● **GIVEN PROBLEM**
Read the records below. Copy each line where the string "Cuál" occurs.

● **Figure dataset records**
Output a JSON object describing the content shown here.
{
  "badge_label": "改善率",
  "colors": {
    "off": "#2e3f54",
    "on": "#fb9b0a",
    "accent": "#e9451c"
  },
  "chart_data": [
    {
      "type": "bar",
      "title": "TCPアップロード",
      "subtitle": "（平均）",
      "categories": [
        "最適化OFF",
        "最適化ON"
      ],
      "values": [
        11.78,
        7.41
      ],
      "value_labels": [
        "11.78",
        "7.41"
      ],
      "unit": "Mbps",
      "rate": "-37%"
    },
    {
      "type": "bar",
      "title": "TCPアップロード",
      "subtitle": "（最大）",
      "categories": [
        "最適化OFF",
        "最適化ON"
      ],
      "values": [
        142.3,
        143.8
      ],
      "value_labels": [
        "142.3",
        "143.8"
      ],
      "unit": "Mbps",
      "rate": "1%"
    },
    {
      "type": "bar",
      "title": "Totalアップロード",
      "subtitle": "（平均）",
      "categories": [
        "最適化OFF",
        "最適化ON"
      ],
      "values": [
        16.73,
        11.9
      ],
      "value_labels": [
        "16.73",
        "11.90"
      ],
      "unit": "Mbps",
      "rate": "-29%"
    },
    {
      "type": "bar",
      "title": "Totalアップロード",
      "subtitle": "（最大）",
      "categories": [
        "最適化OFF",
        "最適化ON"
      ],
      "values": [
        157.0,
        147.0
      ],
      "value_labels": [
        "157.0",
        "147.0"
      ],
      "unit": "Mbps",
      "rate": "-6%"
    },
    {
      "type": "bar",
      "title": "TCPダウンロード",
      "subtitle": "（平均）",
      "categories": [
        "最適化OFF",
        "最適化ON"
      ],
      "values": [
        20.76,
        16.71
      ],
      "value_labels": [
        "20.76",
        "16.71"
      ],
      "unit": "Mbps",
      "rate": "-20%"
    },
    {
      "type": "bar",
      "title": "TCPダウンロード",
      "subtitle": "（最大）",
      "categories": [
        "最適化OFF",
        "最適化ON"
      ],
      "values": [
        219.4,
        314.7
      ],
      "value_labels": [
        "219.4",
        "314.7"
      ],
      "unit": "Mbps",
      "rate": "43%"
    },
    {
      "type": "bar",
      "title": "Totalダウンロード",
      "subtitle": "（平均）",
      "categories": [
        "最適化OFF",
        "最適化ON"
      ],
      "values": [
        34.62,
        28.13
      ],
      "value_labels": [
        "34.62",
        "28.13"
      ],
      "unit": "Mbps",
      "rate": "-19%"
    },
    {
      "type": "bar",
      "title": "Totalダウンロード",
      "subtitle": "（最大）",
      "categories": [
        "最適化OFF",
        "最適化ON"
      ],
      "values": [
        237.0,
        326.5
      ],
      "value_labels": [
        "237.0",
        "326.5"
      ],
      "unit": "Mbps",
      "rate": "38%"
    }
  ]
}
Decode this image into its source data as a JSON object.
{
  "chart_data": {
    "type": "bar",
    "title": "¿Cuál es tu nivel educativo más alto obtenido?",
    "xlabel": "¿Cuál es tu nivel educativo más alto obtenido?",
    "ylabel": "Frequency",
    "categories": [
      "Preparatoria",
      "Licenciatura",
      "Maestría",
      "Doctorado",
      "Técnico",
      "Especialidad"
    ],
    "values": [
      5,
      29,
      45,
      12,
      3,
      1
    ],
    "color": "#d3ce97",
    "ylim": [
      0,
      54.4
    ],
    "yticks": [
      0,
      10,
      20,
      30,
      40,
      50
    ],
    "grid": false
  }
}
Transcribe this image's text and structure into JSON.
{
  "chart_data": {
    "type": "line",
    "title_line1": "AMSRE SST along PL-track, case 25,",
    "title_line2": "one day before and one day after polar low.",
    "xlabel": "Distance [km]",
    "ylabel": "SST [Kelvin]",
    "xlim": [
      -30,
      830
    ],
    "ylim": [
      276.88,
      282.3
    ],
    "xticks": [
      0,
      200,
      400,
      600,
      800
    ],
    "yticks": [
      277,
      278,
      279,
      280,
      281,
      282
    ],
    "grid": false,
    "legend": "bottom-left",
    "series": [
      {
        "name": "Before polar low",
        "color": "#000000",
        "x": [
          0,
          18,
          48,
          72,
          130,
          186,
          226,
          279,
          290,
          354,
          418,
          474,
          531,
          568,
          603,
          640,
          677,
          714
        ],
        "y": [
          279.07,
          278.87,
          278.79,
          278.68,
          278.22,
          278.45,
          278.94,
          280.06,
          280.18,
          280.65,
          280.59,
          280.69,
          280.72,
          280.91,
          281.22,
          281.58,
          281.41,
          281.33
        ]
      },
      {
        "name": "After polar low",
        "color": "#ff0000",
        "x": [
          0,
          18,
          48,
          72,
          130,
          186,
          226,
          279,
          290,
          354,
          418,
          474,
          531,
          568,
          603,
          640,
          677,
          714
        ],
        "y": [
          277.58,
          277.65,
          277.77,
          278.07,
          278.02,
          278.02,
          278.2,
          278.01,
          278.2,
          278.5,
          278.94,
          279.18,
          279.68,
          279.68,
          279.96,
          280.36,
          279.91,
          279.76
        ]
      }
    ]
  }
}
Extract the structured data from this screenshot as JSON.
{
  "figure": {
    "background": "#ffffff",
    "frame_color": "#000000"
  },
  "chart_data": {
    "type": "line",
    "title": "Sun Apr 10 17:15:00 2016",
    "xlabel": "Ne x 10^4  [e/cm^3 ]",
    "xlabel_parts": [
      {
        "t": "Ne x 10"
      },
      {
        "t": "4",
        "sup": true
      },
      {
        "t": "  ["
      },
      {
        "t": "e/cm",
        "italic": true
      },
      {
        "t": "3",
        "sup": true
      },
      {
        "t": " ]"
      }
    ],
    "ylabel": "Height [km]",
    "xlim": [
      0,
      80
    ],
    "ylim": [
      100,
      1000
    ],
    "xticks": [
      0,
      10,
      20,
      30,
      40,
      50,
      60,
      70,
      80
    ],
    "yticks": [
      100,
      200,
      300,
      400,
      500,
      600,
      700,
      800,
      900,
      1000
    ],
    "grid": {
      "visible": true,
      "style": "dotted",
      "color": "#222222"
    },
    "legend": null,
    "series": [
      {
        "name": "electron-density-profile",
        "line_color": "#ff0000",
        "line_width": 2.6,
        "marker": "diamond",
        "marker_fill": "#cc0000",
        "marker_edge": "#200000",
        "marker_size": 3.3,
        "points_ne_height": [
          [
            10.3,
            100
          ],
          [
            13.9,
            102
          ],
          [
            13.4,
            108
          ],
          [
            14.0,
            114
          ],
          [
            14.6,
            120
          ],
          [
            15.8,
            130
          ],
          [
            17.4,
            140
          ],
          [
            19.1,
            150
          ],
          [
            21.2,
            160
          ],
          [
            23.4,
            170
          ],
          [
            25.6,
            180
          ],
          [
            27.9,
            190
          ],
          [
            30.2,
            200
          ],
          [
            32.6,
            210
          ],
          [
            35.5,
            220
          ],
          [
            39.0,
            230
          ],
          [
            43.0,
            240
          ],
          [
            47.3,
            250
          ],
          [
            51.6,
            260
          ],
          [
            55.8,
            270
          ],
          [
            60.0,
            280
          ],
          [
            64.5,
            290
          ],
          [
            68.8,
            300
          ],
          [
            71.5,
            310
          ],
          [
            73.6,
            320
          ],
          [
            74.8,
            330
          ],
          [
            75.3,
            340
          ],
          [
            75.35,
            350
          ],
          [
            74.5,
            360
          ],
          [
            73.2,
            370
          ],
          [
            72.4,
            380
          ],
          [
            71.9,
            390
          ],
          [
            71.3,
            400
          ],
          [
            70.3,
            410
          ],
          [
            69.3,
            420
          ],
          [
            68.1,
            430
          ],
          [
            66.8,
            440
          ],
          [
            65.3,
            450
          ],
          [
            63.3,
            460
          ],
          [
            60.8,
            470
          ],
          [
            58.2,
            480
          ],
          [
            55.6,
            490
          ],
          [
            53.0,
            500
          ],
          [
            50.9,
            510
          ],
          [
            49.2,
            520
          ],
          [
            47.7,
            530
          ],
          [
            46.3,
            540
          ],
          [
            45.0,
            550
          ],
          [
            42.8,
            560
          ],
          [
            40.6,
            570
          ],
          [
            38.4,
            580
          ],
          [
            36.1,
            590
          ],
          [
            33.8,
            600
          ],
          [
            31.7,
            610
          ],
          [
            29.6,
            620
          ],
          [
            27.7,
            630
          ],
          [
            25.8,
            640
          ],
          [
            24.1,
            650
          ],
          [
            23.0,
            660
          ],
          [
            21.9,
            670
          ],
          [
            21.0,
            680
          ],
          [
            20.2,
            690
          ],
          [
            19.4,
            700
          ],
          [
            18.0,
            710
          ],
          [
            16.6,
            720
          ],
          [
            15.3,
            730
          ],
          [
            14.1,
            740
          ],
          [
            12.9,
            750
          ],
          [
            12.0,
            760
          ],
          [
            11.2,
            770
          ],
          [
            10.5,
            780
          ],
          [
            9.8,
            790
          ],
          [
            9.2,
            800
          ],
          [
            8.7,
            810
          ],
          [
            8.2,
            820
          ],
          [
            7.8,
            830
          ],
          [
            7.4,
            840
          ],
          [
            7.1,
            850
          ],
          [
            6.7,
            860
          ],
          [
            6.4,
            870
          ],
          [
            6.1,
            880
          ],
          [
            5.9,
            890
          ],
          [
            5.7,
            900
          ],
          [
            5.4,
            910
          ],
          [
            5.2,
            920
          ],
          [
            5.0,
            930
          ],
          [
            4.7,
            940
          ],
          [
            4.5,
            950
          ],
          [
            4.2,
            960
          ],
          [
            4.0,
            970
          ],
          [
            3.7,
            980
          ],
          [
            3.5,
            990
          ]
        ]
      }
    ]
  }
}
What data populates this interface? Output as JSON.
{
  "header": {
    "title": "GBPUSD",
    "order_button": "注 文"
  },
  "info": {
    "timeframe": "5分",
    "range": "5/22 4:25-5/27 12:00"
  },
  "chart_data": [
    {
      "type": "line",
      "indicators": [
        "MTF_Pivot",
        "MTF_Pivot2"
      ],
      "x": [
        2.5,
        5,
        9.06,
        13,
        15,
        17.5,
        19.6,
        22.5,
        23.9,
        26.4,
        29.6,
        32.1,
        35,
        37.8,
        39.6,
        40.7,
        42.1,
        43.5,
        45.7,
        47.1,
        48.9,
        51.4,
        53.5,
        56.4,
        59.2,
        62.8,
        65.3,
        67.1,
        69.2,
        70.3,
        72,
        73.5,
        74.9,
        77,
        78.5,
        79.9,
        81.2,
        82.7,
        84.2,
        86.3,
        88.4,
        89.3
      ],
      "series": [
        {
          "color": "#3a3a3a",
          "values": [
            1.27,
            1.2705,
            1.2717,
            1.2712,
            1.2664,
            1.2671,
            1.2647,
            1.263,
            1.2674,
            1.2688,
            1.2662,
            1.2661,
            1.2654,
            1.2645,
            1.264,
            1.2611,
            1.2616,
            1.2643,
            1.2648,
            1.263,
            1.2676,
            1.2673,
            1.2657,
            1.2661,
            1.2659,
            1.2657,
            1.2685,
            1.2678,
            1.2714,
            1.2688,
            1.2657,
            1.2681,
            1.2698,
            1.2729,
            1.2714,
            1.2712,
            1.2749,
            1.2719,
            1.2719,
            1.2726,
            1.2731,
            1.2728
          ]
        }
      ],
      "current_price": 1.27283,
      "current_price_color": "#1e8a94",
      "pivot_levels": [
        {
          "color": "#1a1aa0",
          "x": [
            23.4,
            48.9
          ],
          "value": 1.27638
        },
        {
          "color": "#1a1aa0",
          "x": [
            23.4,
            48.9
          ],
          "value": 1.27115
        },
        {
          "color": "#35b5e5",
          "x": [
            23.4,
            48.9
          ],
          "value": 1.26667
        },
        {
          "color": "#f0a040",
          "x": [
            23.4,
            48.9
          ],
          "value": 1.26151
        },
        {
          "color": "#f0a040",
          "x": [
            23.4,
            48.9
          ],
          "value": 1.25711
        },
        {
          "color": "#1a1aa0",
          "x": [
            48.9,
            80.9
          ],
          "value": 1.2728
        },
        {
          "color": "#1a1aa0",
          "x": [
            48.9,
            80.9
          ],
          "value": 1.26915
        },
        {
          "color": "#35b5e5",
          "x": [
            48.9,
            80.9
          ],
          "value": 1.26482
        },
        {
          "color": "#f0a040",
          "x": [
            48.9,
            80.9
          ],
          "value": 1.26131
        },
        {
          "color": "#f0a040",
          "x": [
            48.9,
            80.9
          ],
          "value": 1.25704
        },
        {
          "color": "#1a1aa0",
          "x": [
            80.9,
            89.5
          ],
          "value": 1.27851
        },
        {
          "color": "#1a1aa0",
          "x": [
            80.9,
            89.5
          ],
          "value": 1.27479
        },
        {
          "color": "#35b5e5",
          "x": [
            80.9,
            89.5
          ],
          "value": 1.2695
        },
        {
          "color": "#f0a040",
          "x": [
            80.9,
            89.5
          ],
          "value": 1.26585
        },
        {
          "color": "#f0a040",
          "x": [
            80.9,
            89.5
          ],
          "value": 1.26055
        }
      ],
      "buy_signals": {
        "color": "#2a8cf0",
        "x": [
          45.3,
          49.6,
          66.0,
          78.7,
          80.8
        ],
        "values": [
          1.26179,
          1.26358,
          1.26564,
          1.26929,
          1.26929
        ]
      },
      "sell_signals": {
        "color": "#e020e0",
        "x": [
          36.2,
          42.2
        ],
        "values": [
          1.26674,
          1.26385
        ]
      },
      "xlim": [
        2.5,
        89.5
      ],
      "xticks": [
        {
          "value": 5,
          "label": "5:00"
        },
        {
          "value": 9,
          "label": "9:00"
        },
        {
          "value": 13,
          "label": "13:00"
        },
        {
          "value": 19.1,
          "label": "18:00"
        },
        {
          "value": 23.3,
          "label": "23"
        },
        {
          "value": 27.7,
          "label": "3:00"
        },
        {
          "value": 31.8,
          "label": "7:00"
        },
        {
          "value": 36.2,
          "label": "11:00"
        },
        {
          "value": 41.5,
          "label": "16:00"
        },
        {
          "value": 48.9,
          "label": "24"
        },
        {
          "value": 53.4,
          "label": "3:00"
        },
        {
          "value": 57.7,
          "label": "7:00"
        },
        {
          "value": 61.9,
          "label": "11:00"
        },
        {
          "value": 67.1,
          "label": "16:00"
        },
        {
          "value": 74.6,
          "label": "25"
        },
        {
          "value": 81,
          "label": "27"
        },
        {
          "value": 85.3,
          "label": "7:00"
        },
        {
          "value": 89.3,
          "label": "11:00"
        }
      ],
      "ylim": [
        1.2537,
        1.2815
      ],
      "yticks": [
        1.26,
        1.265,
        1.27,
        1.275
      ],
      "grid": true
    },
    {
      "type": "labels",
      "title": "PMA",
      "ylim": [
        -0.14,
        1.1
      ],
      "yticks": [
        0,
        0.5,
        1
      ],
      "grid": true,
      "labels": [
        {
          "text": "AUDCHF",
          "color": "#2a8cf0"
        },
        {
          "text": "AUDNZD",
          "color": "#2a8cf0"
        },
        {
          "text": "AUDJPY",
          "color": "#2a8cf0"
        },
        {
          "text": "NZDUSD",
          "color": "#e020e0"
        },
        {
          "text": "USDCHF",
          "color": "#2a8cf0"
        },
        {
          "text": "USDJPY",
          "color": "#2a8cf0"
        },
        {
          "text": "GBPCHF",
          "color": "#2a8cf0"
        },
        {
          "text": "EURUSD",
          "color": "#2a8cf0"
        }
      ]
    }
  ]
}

● **THE OUTPUT**
    "title": "¿Cuál es tu nivel educativo más alto obtenido?",
    "xlabel": "¿Cuál es tu nivel educativo más alto obtenido?",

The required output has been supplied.